* **Task data**
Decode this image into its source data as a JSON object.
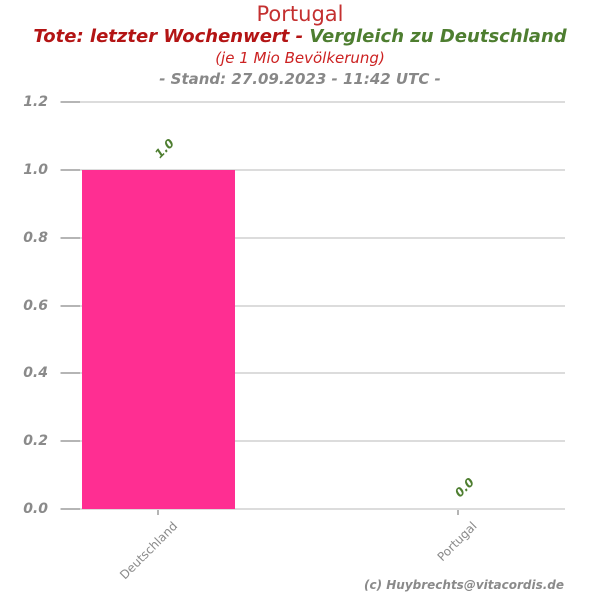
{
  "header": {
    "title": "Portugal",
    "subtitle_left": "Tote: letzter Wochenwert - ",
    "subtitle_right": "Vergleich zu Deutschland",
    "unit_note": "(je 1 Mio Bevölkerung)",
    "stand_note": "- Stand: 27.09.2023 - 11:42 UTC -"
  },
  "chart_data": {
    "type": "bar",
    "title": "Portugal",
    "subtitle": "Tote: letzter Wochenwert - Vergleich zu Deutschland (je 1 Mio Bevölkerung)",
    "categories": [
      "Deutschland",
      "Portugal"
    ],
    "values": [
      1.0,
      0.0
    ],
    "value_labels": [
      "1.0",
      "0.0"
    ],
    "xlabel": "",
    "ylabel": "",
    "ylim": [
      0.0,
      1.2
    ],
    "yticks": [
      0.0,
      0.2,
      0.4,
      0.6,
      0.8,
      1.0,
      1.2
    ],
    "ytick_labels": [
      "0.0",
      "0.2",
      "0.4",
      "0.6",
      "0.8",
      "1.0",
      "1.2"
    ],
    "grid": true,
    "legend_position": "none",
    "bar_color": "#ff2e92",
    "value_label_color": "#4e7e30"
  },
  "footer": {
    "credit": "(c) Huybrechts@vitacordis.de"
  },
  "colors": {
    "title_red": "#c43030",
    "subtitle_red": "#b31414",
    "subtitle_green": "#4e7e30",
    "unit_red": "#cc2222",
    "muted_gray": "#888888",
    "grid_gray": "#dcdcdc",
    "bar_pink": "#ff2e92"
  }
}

* **Requirements**
Every record above must be given again exactly; drop the pictures.

* **Exercise result**
Decode this image into its source data as a JSON object.
{
  "header": {
    "title": "Portugal",
    "subtitle_left": "Tote: letzter Wochenwert - ",
    "subtitle_right": "Vergleich zu Deutschland",
    "unit_note": "(je 1 Mio Bevölkerung)",
    "stand_note": "- Stand: 27.09.2023 - 11:42 UTC -"
  },
  "chart_data": {
    "type": "bar",
    "title": "Portugal",
    "subtitle": "Tote: letzter Wochenwert - Vergleich zu Deutschland (je 1 Mio Bevölkerung)",
    "categories": [
      "Deutschland",
      "Portugal"
    ],
    "values": [
      1.0,
      0.0
    ],
    "value_labels": [
      "1.0",
      "0.0"
    ],
    "xlabel": "",
    "ylabel": "",
    "ylim": [
      0.0,
      1.2
    ],
    "yticks": [
      0.0,
      0.2,
      0.4,
      0.6,
      0.8,
      1.0,
      1.2
    ],
    "ytick_labels": [
      "0.0",
      "0.2",
      "0.4",
      "0.6",
      "0.8",
      "1.0",
      "1.2"
    ],
    "grid": true,
    "legend_position": "none",
    "bar_color": "#ff2e92",
    "value_label_color": "#4e7e30"
  },
  "footer": {
    "credit": "(c) Huybrechts@vitacordis.de"
  },
  "colors": {
    "title_red": "#c43030",
    "subtitle_red": "#b31414",
    "subtitle_green": "#4e7e30",
    "unit_red": "#cc2222",
    "muted_gray": "#888888",
    "grid_gray": "#dcdcdc",
    "bar_pink": "#ff2e92"
  }
}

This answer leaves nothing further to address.